CONSEGNA. Fai l'elenco di tutte le persone nominate nell'articolo su Bonafede e la prescrizione. Scrivi ogni persona una volta sola, anche se compare pure con un soprannome.

TESTO DA LEGGERE.
Alfonso Bonafede (foto LaPresse)

Poker sulla testa di Bonafede

Salvatore Merlo

La prescrizione diventa una partita d’azzardo tra Renzi e Franceschini. Assi e molti bluff, chi molla prima?

Roma. “Perché privare le patrie discoteche del talento di Dj Fofò? Restituiamolo alle sue vere inclinazioni”. Alle cinque del pomeriggio Matteo Renzi ha già deciso, ancora prima di riunire i gruppi parlamentari di Italia viva. E a chi lo va a trovare comunica, con aria di sfida irridente, che la mozione di sfiducia individuale nei confronti di Alfonso Bonafede, ovvero Dj Fofò, ministro della Giustizia, è pronta. E’ scritta. Potrebbe essere consegnata già stamattina al Senato. “Vogliono giocare a poker con me? Benissimo. Vado a vedere il bluff”.

DATI.
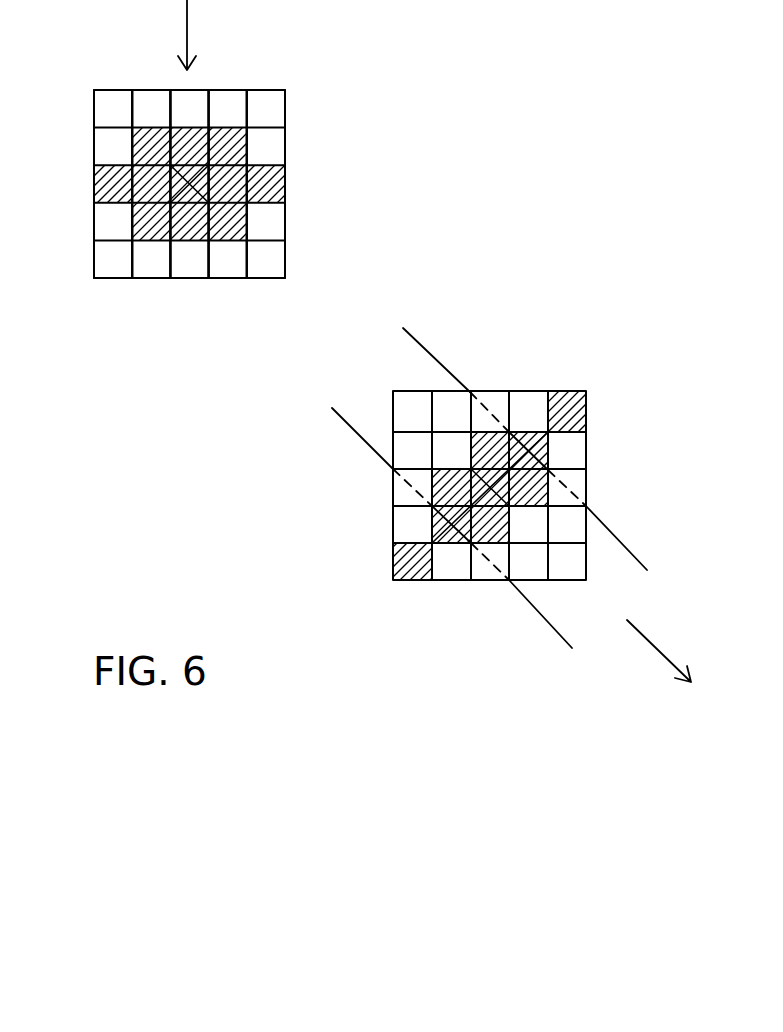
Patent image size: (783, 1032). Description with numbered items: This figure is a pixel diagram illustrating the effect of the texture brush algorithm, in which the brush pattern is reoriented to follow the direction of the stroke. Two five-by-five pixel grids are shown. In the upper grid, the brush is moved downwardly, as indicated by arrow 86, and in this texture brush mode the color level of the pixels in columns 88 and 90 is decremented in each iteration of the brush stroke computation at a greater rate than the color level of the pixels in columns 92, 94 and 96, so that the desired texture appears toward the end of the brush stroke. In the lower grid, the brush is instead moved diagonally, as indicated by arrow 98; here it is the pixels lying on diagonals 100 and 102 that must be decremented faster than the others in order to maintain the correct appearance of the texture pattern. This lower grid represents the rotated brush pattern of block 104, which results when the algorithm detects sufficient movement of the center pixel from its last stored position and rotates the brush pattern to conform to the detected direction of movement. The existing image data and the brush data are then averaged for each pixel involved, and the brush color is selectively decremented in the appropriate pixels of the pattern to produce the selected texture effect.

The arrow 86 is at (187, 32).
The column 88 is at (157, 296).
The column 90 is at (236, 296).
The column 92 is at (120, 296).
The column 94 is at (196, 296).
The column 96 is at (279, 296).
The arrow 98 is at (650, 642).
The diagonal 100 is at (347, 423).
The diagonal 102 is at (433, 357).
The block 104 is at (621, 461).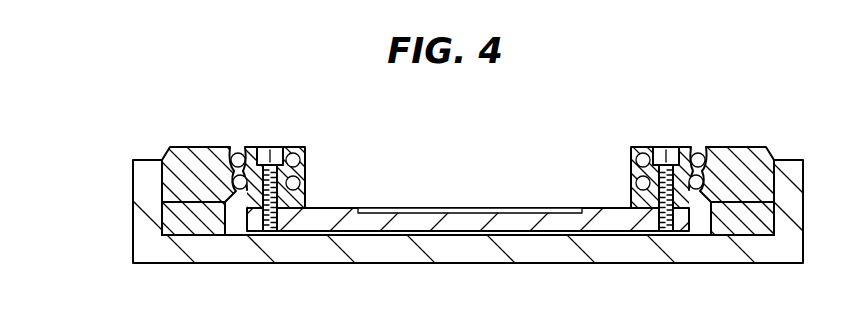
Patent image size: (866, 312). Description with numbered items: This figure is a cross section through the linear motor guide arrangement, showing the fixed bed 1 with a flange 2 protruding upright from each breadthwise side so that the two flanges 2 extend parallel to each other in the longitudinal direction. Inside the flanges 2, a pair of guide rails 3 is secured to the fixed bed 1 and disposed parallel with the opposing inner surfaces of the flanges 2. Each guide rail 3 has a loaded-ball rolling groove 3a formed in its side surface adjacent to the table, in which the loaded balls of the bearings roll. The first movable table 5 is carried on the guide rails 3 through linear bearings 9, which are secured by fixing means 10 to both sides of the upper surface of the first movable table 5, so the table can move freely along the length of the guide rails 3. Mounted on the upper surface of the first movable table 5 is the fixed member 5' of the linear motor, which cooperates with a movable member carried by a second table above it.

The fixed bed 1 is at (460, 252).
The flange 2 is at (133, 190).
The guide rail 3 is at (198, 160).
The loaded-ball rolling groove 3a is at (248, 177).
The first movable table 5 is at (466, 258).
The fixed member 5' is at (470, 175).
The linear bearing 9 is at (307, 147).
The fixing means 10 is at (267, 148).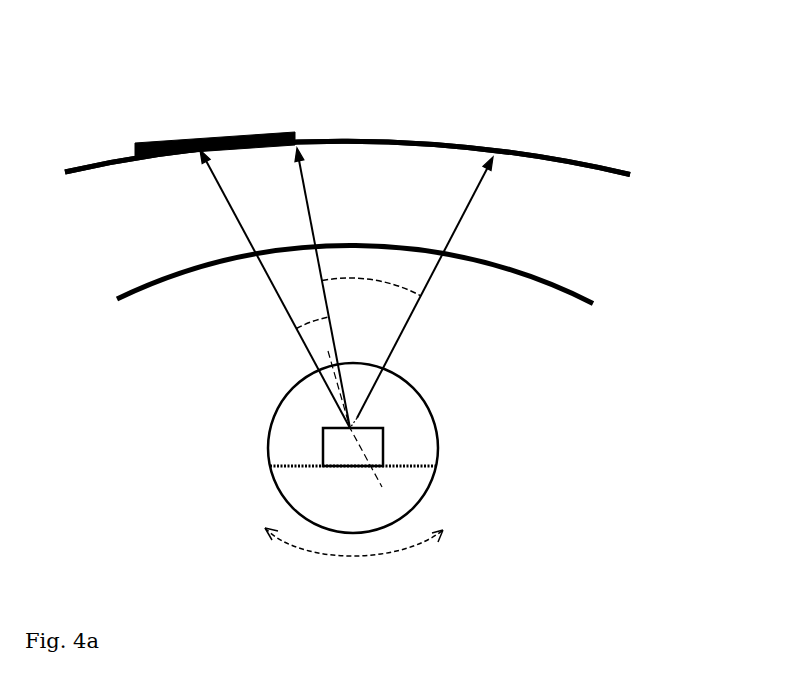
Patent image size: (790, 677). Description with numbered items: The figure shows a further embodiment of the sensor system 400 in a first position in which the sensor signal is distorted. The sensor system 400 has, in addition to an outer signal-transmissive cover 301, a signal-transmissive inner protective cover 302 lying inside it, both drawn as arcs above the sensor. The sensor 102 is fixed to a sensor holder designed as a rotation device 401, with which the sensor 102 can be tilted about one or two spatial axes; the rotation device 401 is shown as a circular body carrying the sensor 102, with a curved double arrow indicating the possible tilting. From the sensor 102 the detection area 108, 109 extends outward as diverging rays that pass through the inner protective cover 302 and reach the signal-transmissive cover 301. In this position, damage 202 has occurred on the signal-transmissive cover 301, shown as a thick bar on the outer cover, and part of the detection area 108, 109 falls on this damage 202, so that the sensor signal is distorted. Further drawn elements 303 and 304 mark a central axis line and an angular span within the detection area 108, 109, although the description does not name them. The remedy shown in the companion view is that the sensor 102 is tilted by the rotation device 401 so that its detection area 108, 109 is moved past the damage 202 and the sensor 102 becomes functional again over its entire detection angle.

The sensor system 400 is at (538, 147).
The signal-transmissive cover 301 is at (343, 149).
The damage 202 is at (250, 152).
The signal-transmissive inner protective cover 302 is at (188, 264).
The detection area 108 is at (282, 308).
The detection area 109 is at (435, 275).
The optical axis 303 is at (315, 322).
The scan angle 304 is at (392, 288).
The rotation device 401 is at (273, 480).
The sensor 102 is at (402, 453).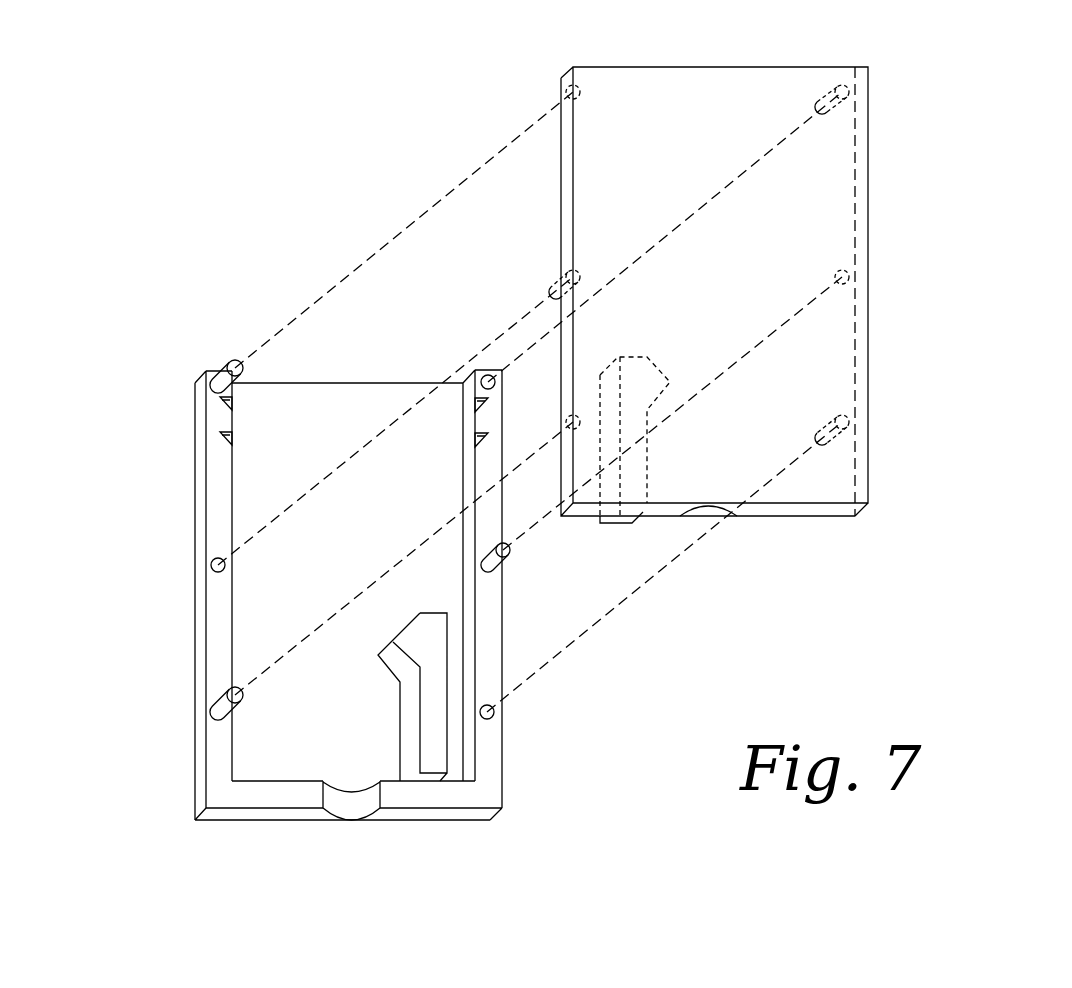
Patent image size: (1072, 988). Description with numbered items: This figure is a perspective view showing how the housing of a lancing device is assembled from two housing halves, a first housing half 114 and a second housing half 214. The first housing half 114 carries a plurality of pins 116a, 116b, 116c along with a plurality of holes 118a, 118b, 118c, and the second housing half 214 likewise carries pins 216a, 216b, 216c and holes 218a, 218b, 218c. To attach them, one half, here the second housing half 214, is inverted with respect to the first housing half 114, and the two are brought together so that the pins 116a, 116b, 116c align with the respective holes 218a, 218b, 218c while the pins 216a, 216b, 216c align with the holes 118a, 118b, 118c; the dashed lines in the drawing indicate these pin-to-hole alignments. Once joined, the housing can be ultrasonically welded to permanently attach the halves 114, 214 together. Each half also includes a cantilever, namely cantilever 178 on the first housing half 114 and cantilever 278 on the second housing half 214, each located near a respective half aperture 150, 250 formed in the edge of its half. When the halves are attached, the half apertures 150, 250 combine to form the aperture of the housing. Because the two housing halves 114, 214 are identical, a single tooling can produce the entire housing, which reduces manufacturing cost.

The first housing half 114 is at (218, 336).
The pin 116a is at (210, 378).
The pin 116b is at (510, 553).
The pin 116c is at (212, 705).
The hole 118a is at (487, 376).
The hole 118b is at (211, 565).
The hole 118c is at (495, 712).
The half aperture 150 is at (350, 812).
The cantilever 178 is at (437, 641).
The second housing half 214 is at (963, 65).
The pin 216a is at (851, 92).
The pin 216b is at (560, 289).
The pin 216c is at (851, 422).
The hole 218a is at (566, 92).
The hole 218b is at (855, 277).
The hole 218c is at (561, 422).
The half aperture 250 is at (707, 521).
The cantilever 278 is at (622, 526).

RISPOSTA FINALE.
- Alfonso Bonafede
- Salvatore Merlo
- Matteo Renzi
- Franceschini